_Required work_. Only the number is wanted: how many lines in the data contain "color"?

[Start Data for processing]

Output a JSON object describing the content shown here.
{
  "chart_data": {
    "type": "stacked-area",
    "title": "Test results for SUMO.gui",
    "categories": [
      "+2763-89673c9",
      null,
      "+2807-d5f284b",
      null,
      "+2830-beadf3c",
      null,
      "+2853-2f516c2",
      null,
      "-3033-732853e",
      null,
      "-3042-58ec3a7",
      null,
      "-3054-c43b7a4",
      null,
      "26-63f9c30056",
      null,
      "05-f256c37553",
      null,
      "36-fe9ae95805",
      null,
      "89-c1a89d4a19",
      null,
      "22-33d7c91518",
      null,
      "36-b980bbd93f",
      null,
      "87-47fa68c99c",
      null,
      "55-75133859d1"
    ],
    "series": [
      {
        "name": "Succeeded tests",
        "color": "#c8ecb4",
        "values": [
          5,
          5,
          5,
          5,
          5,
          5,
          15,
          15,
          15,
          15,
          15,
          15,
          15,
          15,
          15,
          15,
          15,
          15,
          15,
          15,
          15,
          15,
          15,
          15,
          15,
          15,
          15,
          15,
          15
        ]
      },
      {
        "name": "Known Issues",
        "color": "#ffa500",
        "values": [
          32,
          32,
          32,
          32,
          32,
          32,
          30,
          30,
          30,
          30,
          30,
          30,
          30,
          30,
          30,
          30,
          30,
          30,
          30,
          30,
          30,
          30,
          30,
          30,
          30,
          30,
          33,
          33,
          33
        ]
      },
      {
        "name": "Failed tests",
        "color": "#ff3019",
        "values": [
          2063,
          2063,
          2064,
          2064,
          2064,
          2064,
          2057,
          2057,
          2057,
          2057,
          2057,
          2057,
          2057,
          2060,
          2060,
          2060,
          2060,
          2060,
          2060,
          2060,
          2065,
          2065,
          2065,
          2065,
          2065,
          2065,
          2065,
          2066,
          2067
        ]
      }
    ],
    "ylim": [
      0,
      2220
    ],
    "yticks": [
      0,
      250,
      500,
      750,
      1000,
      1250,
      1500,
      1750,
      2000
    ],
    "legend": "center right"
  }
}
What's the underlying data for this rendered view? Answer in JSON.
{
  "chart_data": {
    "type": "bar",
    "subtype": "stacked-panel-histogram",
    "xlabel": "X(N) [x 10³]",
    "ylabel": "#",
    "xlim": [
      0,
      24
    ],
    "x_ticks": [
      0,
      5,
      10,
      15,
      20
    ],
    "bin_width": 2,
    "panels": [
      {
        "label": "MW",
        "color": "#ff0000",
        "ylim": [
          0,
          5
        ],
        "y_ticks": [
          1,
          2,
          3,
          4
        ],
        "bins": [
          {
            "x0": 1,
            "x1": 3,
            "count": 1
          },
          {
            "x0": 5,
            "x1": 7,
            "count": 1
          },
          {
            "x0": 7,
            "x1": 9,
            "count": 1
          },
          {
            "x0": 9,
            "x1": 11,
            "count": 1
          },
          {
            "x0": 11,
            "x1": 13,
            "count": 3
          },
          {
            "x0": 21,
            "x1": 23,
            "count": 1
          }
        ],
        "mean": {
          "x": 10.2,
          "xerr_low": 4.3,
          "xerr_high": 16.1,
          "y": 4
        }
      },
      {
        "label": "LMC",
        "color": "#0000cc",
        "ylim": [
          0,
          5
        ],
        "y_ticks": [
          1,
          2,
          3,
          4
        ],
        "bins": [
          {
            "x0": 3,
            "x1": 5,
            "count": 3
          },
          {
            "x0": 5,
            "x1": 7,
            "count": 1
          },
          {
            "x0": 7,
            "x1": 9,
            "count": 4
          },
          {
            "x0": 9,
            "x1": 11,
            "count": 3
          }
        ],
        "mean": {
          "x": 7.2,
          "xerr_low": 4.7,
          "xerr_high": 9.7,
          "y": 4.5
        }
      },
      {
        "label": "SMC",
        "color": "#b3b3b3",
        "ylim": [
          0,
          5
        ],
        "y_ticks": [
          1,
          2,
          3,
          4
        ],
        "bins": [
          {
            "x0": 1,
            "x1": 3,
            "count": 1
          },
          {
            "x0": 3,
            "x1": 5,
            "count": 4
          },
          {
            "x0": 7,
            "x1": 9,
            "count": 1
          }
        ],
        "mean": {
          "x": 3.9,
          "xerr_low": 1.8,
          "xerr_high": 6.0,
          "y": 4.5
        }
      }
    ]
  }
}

[End Data for processing]

_Reply to the task_. 6